▸ **Tasks to complete**
**1.** In the discussion transcript on COVID treatment, where did the site first have to obtain convalescent plasma?
**2.** Continue the discussion transcript on COVID treatment, starting after its last sentence.

▸ **Reading text**
------------------------------
Starting out, we actually we're not able to house it in-house. We had to get it from our local blood donor. Now we have it available at our site, which makes the administration much easier. So let's see, I think that's when I got on convalescent plasma.
ALEXANDER NIVEN: And there are many, many more questions about treatment pouring in. But I'm going to jump around a little bit, in terms of the questions and the conversation.
JASON SIEGEL: Yeah, yeah.
ALEXANDER NIVEN: So there's been a little bit of conversation in the chat box, in terms of safety and efficacy for high flow nasal cannula, as well as the proning with or without PAP that we were talking about before. Devang, could I ask you to comment a little bit on that?
DEVANG SANGHAVI: Sure, so you know, like the person who asked the question about high flow nasal cannula early on in March, April, it was certainly a concern, especially at a higher flow, with high flow nasal cannula, that there may be a risk for aerosolization. So with that, early on in March, April, our practice was to not [INAUDIBLE] the high-flow flow past 20 liters.
But as we got more understanding of this virus and more research articles came out, one from Michigan-- and we also conducted our own enterprise-level aerosol testing, and seeing what amount of aerosols generated with different delivery device-- we started getting more comfortable that maybe there is not as much risk of aerosolization.
------------------------------
▸ **Supplied material**
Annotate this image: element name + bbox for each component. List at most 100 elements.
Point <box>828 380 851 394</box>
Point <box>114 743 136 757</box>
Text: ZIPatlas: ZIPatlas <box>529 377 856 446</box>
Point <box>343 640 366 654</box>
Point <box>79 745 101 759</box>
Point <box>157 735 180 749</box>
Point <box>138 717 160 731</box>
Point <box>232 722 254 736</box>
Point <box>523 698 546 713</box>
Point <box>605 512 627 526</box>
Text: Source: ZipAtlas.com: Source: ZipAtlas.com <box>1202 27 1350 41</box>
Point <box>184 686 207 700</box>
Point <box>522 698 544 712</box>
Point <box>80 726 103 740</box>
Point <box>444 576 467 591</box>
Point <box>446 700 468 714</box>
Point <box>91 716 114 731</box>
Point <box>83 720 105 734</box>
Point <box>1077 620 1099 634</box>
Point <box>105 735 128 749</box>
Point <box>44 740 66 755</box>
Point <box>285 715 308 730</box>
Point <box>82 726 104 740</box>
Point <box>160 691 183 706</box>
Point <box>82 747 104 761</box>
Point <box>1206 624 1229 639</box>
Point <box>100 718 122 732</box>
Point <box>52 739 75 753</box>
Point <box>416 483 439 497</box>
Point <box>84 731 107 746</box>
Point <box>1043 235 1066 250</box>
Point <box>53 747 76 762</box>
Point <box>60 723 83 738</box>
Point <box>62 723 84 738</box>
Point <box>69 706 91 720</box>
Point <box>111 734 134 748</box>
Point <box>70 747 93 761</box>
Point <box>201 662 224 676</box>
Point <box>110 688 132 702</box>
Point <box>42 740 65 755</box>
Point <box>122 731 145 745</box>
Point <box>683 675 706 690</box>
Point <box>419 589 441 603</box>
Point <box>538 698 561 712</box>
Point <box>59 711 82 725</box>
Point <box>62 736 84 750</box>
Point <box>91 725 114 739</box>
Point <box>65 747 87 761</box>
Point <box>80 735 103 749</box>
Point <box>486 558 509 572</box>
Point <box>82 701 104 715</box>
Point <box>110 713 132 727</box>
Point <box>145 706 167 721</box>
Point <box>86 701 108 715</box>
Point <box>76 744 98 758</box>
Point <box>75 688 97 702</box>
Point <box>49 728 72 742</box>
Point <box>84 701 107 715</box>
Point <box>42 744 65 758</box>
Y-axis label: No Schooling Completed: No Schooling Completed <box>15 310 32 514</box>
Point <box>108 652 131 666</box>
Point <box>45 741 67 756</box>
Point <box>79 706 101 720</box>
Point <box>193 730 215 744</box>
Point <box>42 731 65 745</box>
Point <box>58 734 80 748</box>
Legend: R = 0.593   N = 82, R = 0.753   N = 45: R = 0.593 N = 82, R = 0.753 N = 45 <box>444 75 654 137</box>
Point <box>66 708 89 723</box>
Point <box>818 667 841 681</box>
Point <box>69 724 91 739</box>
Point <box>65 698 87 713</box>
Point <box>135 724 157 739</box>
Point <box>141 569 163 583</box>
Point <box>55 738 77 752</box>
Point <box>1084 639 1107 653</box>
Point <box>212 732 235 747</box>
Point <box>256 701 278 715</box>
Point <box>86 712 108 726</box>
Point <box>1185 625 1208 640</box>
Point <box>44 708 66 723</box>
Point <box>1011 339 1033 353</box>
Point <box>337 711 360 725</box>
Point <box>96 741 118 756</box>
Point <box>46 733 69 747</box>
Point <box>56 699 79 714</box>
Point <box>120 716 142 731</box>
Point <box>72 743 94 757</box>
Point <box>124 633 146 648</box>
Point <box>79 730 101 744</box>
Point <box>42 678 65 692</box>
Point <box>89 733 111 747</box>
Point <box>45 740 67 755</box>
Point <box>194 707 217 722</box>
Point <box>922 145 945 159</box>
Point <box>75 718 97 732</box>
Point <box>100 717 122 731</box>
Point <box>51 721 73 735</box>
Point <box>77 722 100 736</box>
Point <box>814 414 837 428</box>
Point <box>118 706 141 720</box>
------------------------------
▸ **Expected responses**
**1.** From their local blood donor.

**2.**
But nonetheless, there is some. And we kind of encourage our patients now who wear a mask, if feasible, if they can tolerate, when they are on high flow nasal cannula. But we have not restricted the flow any more to 20 liters. We're going as high as 60 liters, and 100% FiO2, if we have to, with the high flow nasal cannula.
And as I mentioned, like, as far as our infection risk of people from providers and nursing side, getting the disease or contracting, in hospital, disease rate has been, as far as we know, zero, at Mayo Clinic Florida campus. We have been using high flow, BiPAP, oxygen hood, and other oxygen delivery devices. And it has been safely used with the precautions that we take. Thank you.
ALEXANDER NIVEN: Other thoughts or comments from the panel?
ANJUM KHAN: We managed a patient on high flow, 60 liters, for about 10 days. And he did, he was getting better. He was then weaned down to five liters, unfortunately, developed a hospital-acquired pneumonia, and got intubated for that. Remained intubated, though he had fibrotic ARDS setting in, intubated for two, three days. We moved him out to the floor after extubating him. And then he came back to the ICU, again on high flow for a few days, and was discharged home. But unfortunately, severe pulmonary fibrosis, he went home on two or three liters of oxygen.
But we did use high flow for almost 10 days for him. He was younger, and not many other comorbidities.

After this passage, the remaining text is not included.